:: The task ::
Gather all lines from the material that contain the word "Klinefelter".

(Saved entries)
--- BEGIN ---

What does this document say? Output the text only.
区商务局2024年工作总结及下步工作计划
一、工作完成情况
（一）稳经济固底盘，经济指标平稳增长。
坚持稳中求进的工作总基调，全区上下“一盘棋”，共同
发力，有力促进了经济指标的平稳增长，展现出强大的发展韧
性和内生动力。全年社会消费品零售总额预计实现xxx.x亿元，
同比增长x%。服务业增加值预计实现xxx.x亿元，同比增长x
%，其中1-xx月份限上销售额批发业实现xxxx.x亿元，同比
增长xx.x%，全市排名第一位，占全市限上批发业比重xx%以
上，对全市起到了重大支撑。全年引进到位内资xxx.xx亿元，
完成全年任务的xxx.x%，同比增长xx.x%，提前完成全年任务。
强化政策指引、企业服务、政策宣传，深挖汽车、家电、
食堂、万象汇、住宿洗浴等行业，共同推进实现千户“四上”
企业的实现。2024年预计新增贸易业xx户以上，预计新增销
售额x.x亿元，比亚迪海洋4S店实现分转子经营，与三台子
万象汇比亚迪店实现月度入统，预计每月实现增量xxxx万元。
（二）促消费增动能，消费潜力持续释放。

--- END ---
--- BEGIN ---

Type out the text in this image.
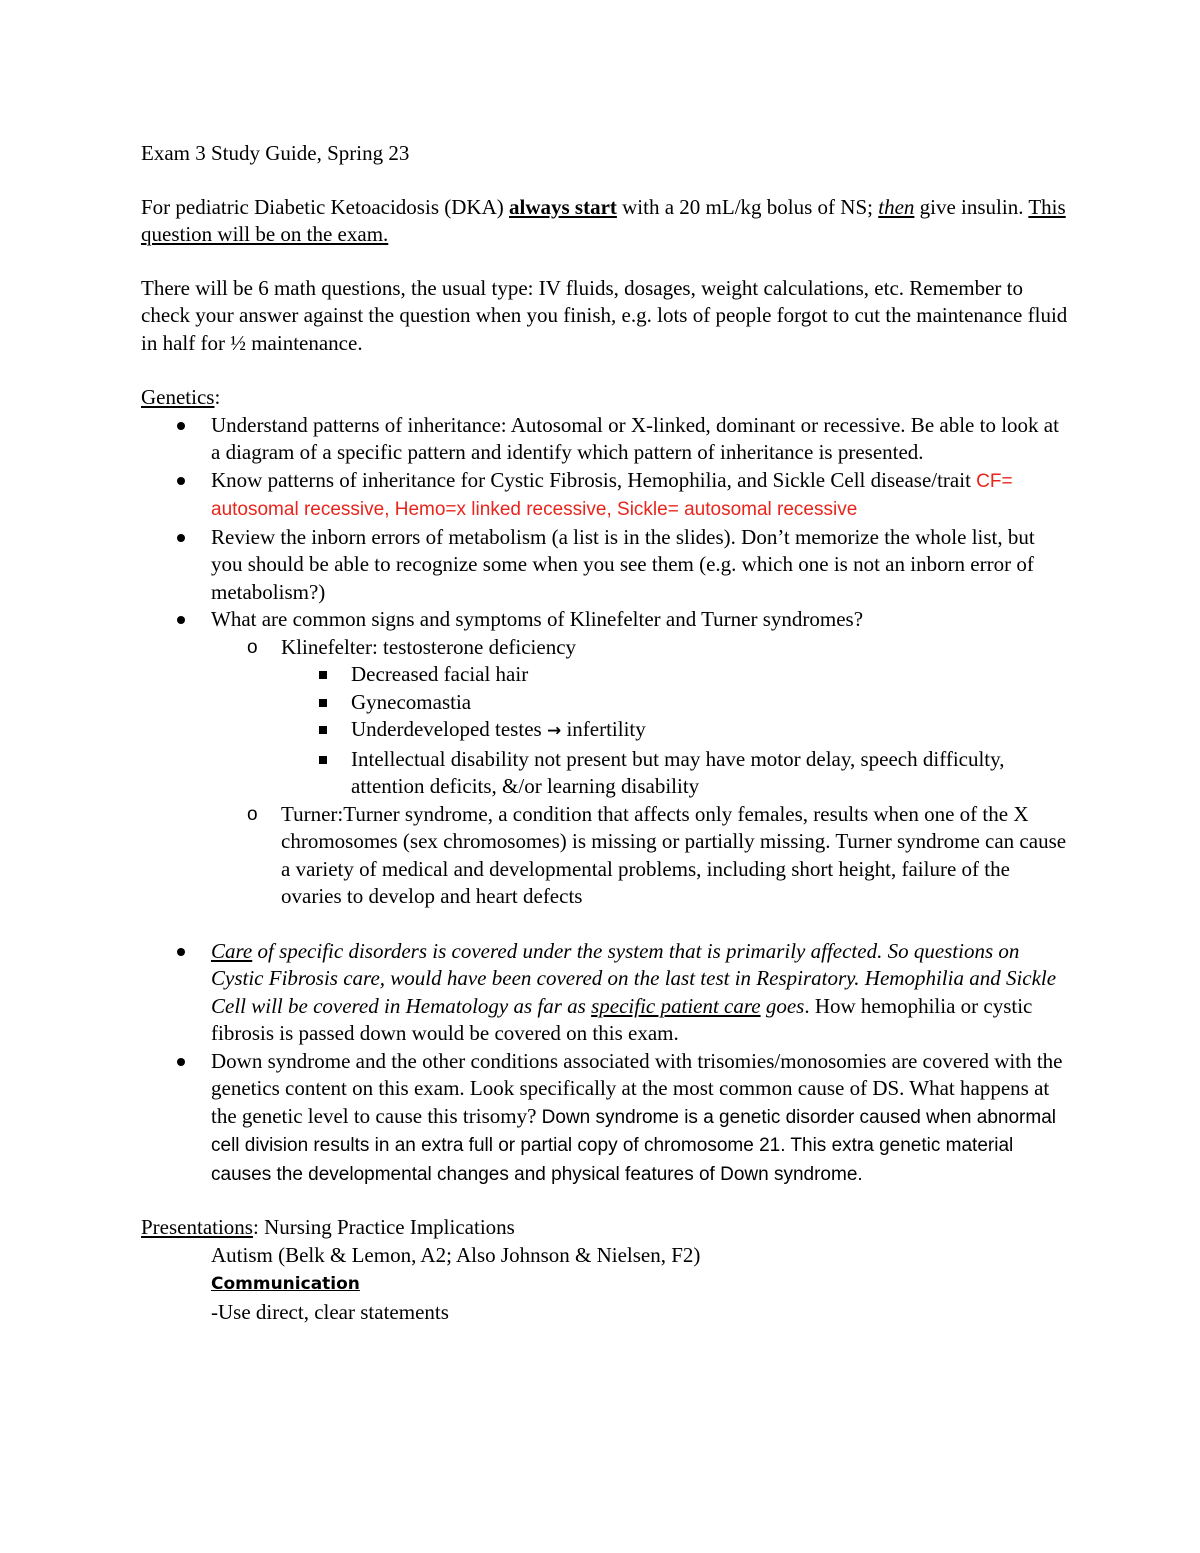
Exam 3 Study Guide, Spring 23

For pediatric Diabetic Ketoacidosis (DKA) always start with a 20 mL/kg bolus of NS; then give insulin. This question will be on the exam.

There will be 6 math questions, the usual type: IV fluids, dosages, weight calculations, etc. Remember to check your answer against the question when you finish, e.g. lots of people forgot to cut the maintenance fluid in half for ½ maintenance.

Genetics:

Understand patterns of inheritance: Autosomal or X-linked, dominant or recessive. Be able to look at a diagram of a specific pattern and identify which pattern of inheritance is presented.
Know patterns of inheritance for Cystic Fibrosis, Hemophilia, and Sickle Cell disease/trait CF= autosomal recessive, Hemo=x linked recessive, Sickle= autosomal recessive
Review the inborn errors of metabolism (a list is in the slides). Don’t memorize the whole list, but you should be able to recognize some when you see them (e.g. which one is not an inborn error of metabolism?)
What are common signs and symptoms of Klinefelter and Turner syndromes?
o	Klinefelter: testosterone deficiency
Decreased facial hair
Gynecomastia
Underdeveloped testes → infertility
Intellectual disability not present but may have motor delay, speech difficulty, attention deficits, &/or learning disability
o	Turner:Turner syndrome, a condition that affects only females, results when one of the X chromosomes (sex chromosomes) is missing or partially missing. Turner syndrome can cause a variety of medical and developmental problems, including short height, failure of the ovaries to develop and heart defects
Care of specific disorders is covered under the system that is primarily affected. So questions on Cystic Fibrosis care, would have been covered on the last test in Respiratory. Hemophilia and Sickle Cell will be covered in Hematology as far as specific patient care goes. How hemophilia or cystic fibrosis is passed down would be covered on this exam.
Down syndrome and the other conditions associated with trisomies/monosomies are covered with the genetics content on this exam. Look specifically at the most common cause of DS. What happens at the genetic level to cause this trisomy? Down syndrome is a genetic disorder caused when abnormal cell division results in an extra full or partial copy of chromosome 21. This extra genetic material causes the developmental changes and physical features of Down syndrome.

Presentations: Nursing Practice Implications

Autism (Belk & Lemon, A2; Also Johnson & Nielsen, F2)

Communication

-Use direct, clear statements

--- END ---

:: Final answer ::
What are common signs and symptoms of Klinefelter and Turner syndromes?
o	Klinefelter: testosterone deficiency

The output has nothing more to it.